Task brief »
Leave every picture out and write out the records below exactly.

**** Record set

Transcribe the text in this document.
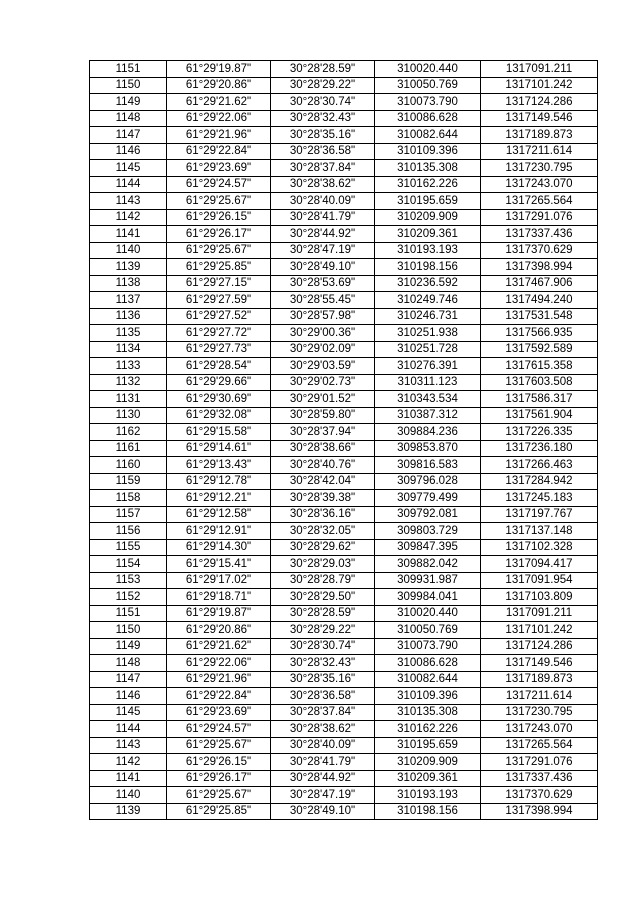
1151	61°29'19.87"	30°28'28.59"	310020.440	1317091.211
1150	61°29'20.86"	30°28'29.22"	310050.769	1317101.242
1149	61°29'21.62"	30°28'30.74"	310073.790	1317124.286
1148	61°29'22.06"	30°28'32.43"	310086.628	1317149.546
1147	61°29'21.96"	30°28'35.16"	310082.644	1317189.873
1146	61°29'22.84"	30°28'36.58"	310109.396	1317211.614
1145	61°29'23.69"	30°28'37.84"	310135.308	1317230.795
1144	61°29'24.57"	30°28'38.62"	310162.226	1317243.070
1143	61°29'25.67"	30°28'40.09"	310195.659	1317265.564
1142	61°29'26.15"	30°28'41.79"	310209.909	1317291.076
1141	61°29'26.17"	30°28'44.92"	310209.361	1317337.436
1140	61°29'25.67"	30°28'47.19"	310193.193	1317370.629
1139	61°29'25.85"	30°28'49.10"	310198.156	1317398.994
1138	61°29'27.15"	30°28'53.69"	310236.592	1317467.906
1137	61°29'27.59"	30°28'55.45"	310249.746	1317494.240
1136	61°29'27.52"	30°28'57.98"	310246.731	1317531.548
1135	61°29'27.72"	30°29'00.36"	310251.938	1317566.935
1134	61°29'27.73"	30°29'02.09"	310251.728	1317592.589
1133	61°29'28.54"	30°29'03.59"	310276.391	1317615.358
1132	61°29'29.66"	30°29'02.73"	310311.123	1317603.508
1131	61°29'30.69"	30°29'01.52"	310343.534	1317586.317
1130	61°29'32.08"	30°28'59.80"	310387.312	1317561.904
1162	61°29'15.58"	30°28'37.94"	309884.236	1317226.335
1161	61°29'14.61"	30°28'38.66"	309853.870	1317236.180
1160	61°29'13.43"	30°28'40.76"	309816.583	1317266.463
1159	61°29'12.78"	30°28'42.04"	309796.028	1317284.942
1158	61°29'12.21"	30°28'39.38"	309779.499	1317245.183
1157	61°29'12.58"	30°28'36.16"	309792.081	1317197.767
1156	61°29'12.91"	30°28'32.05"	309803.729	1317137.148
1155	61°29'14.30"	30°28'29.62"	309847.395	1317102.328
1154	61°29'15.41"	30°28'29.03"	309882.042	1317094.417
1153	61°29'17.02"	30°28'28.79"	309931.987	1317091.954
1152	61°29'18.71"	30°28'29.50"	309984.041	1317103.809
1151	61°29'19.87"	30°28'28.59"	310020.440	1317091.211
1150	61°29'20.86"	30°28'29.22"	310050.769	1317101.242
1149	61°29'21.62"	30°28'30.74"	310073.790	1317124.286
1148	61°29'22.06"	30°28'32.43"	310086.628	1317149.546
1147	61°29'21.96"	30°28'35.16"	310082.644	1317189.873
1146	61°29'22.84"	30°28'36.58"	310109.396	1317211.614
1145	61°29'23.69"	30°28'37.84"	310135.308	1317230.795
1144	61°29'24.57"	30°28'38.62"	310162.226	1317243.070
1143	61°29'25.67"	30°28'40.09"	310195.659	1317265.564
1142	61°29'26.15"	30°28'41.79"	310209.909	1317291.076
1141	61°29'26.17"	30°28'44.92"	310209.361	1317337.436
1140	61°29'25.67"	30°28'47.19"	310193.193	1317370.629
1139	61°29'25.85"	30°28'49.10"	310198.156	1317398.994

********

Written solution »
Transcribe the text in this document.
1151	61°29'19.87"	30°28'28.59"	310020.440	1317091.211
1150	61°29'20.86"	30°28'29.22"	310050.769	1317101.242
1149	61°29'21.62"	30°28'30.74"	310073.790	1317124.286
1148	61°29'22.06"	30°28'32.43"	310086.628	1317149.546
1147	61°29'21.96"	30°28'35.16"	310082.644	1317189.873
1146	61°29'22.84"	30°28'36.58"	310109.396	1317211.614
1145	61°29'23.69"	30°28'37.84"	310135.308	1317230.795
1144	61°29'24.57"	30°28'38.62"	310162.226	1317243.070
1143	61°29'25.67"	30°28'40.09"	310195.659	1317265.564
1142	61°29'26.15"	30°28'41.79"	310209.909	1317291.076
1141	61°29'26.17"	30°28'44.92"	310209.361	1317337.436
1140	61°29'25.67"	30°28'47.19"	310193.193	1317370.629
1139	61°29'25.85"	30°28'49.10"	310198.156	1317398.994
1138	61°29'27.15"	30°28'53.69"	310236.592	1317467.906
1137	61°29'27.59"	30°28'55.45"	310249.746	1317494.240
1136	61°29'27.52"	30°28'57.98"	310246.731	1317531.548
1135	61°29'27.72"	30°29'00.36"	310251.938	1317566.935
1134	61°29'27.73"	30°29'02.09"	310251.728	1317592.589
1133	61°29'28.54"	30°29'03.59"	310276.391	1317615.358
1132	61°29'29.66"	30°29'02.73"	310311.123	1317603.508
1131	61°29'30.69"	30°29'01.52"	310343.534	1317586.317
1130	61°29'32.08"	30°28'59.80"	310387.312	1317561.904
1162	61°29'15.58"	30°28'37.94"	309884.236	1317226.335
1161	61°29'14.61"	30°28'38.66"	309853.870	1317236.180
1160	61°29'13.43"	30°28'40.76"	309816.583	1317266.463
1159	61°29'12.78"	30°28'42.04"	309796.028	1317284.942
1158	61°29'12.21"	30°28'39.38"	309779.499	1317245.183
1157	61°29'12.58"	30°28'36.16"	309792.081	1317197.767
1156	61°29'12.91"	30°28'32.05"	309803.729	1317137.148
1155	61°29'14.30"	30°28'29.62"	309847.395	1317102.328
1154	61°29'15.41"	30°28'29.03"	309882.042	1317094.417
1153	61°29'17.02"	30°28'28.79"	309931.987	1317091.954
1152	61°29'18.71"	30°28'29.50"	309984.041	1317103.809
1151	61°29'19.87"	30°28'28.59"	310020.440	1317091.211
1150	61°29'20.86"	30°28'29.22"	310050.769	1317101.242
1149	61°29'21.62"	30°28'30.74"	310073.790	1317124.286
1148	61°29'22.06"	30°28'32.43"	310086.628	1317149.546
1147	61°29'21.96"	30°28'35.16"	310082.644	1317189.873
1146	61°29'22.84"	30°28'36.58"	310109.396	1317211.614
1145	61°29'23.69"	30°28'37.84"	310135.308	1317230.795
1144	61°29'24.57"	30°28'38.62"	310162.226	1317243.070
1143	61°29'25.67"	30°28'40.09"	310195.659	1317265.564
1142	61°29'26.15"	30°28'41.79"	310209.909	1317291.076
1141	61°29'26.17"	30°28'44.92"	310209.361	1317337.436
1140	61°29'25.67"	30°28'47.19"	310193.193	1317370.629
1139	61°29'25.85"	30°28'49.10"	310198.156	1317398.994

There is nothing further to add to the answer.